(Records from a data collection)
******************************
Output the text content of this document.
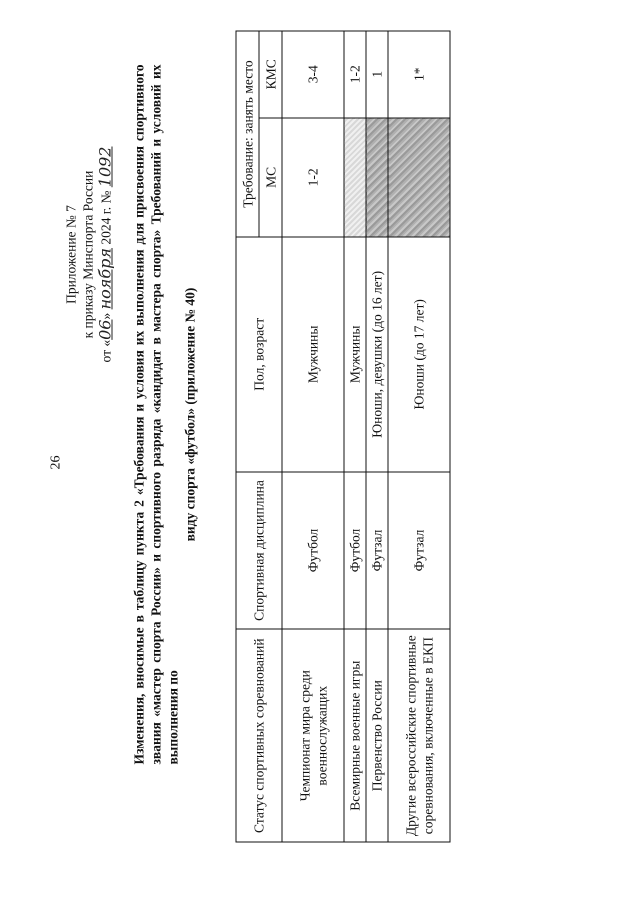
26
Приложение № 7 к приказу Минспорта России
от «06» ноября 2024 г. № 1092 Изменения, вносимые в таблицу пункта 2 «Требования и условия их выполнения для присвоения спортивного звания «мастер спорта России» и спортивного разряда «кандидат в мастера спорта» Требований и условий их выполнения по
виду спорта «футбол» (приложение № 40)
Статус спортивных соревнований	Спортивная дисциплина	Пол, возраст	Требование: занять место	
			МС	КМС
Чемпионат мира среди военнослужащих	Футбол	Мужчины	1-2	3-4
Всемирные военные игры	Футбол	Мужчины		1-2
Первенство России	Футзал	Юноши, девушки (до 16 лет)		1
Другие всероссийские спортивные соревнования, включенные в ЕКП	Футзал	Юноши (до 17 лет)		1*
******************************
Required work
Without the pictures, write out the whole listing above exactly as it appears.

Full answer
Output the text content of this document.
26
Приложение № 7 к приказу Минспорта России
от «06» ноября 2024 г. № 1092 Изменения, вносимые в таблицу пункта 2 «Требования и условия их выполнения для присвоения спортивного звания «мастер спорта России» и спортивного разряда «кандидат в мастера спорта» Требований и условий их выполнения по
виду спорта «футбол» (приложение № 40)
Статус спортивных соревнований	Спортивная дисциплина	Пол, возраст	Требование: занять место	
			МС	КМС
Чемпионат мира среди военнослужащих	Футбол	Мужчины	1-2	3-4
Всемирные военные игры	Футбол	Мужчины		1-2
Первенство России	Футзал	Юноши, девушки (до 16 лет)		1
Другие всероссийские спортивные соревнования, включенные в ЕКП	Футзал	Юноши (до 17 лет)		1*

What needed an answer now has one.